Aim: Determine how many lines contain the string "Ctrl". Respond with that number and nothing more.

Records for the task:

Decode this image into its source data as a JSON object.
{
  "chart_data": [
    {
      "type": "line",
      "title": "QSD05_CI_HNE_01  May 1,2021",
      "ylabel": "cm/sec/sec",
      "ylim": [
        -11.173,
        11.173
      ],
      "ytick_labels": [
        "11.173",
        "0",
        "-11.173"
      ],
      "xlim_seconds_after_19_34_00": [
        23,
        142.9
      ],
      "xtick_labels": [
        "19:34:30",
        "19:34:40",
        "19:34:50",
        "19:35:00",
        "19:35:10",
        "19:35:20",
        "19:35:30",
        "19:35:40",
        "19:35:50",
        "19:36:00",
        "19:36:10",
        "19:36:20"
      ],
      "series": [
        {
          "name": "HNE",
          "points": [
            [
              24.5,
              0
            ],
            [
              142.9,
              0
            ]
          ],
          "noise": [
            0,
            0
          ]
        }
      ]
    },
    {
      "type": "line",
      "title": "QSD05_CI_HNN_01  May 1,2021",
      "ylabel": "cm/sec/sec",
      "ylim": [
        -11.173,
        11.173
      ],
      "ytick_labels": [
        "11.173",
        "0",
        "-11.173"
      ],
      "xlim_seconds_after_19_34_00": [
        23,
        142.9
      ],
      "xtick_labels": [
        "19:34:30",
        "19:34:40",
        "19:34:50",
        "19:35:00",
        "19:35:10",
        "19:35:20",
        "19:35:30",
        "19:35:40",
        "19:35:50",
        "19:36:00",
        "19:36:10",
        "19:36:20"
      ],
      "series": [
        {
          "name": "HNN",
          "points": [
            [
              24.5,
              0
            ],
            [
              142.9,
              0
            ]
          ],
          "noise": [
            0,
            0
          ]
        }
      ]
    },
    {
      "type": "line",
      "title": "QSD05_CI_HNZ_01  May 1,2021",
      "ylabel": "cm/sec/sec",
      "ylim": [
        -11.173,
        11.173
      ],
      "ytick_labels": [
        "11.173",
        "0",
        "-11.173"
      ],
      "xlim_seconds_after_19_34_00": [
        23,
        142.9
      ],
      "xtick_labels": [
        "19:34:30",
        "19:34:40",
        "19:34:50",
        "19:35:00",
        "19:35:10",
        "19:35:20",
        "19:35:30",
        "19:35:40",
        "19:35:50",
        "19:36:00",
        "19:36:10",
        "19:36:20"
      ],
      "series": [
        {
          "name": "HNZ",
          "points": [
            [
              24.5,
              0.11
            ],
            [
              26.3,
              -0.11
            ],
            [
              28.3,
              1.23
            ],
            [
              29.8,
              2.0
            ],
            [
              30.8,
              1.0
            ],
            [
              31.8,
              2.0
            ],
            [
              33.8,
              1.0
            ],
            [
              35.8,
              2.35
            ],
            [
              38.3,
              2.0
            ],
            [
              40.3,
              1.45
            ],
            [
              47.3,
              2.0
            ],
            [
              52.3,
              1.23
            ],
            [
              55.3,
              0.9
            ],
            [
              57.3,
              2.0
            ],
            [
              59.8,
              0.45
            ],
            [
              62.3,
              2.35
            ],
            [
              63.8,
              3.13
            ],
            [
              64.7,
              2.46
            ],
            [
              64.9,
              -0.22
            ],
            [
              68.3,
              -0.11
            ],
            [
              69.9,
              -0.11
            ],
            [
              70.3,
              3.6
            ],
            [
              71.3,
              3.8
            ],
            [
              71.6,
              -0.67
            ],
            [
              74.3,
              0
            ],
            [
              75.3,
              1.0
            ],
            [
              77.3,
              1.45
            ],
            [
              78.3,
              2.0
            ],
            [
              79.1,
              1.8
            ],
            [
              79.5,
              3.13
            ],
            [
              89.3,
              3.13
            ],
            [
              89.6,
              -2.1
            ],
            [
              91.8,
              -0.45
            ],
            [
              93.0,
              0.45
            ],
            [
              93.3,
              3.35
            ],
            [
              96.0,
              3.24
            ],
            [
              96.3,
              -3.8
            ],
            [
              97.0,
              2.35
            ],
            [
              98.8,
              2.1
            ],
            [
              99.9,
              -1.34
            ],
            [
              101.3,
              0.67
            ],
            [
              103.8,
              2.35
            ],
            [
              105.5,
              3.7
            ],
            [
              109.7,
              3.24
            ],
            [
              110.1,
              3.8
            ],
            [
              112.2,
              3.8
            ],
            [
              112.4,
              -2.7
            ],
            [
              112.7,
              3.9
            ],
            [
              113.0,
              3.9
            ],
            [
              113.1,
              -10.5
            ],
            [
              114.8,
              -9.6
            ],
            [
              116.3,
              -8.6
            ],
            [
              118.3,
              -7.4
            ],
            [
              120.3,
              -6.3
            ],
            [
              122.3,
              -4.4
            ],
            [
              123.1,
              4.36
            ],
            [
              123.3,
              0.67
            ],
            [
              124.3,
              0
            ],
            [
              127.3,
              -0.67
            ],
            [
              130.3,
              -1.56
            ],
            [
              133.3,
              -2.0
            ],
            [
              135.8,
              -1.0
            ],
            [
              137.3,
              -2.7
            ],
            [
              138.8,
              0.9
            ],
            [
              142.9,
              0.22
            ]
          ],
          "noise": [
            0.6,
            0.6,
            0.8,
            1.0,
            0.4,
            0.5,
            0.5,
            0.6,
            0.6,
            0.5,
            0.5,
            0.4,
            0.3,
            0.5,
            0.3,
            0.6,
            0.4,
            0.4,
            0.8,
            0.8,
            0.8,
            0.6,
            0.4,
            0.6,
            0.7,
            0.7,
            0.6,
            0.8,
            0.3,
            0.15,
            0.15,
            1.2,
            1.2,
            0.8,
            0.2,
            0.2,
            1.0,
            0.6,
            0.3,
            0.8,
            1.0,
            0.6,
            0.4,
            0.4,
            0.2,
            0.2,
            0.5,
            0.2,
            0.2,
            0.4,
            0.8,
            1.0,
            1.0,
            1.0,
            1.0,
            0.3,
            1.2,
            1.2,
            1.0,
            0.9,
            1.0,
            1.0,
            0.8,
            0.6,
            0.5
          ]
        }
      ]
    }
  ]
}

--

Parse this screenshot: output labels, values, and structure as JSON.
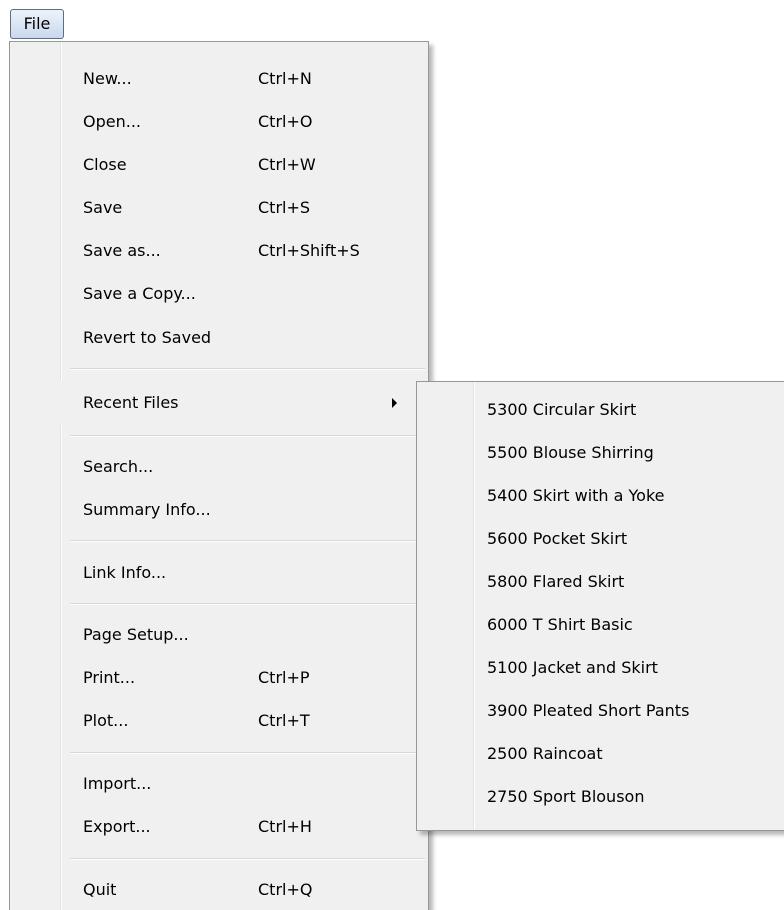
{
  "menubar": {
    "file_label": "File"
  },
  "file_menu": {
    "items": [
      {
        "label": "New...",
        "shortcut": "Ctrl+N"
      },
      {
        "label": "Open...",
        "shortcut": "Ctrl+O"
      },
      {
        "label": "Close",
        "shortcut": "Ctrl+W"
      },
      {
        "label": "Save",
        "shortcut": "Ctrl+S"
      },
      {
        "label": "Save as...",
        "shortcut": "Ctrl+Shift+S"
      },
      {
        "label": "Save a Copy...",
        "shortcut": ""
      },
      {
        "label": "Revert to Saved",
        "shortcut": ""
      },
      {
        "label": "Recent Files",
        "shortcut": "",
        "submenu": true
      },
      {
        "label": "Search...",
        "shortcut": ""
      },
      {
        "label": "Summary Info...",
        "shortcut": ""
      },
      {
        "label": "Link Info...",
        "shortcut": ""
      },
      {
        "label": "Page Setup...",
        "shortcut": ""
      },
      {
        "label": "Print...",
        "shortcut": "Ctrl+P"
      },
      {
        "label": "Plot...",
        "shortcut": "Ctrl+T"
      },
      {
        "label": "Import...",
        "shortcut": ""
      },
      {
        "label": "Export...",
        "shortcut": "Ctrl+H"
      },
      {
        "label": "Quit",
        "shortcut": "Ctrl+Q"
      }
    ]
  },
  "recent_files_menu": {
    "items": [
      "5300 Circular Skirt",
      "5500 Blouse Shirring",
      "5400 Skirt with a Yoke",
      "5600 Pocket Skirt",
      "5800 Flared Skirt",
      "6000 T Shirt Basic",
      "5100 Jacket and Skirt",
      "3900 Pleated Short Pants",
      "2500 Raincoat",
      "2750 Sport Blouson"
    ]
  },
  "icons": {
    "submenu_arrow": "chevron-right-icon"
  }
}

Solution for this problem: 9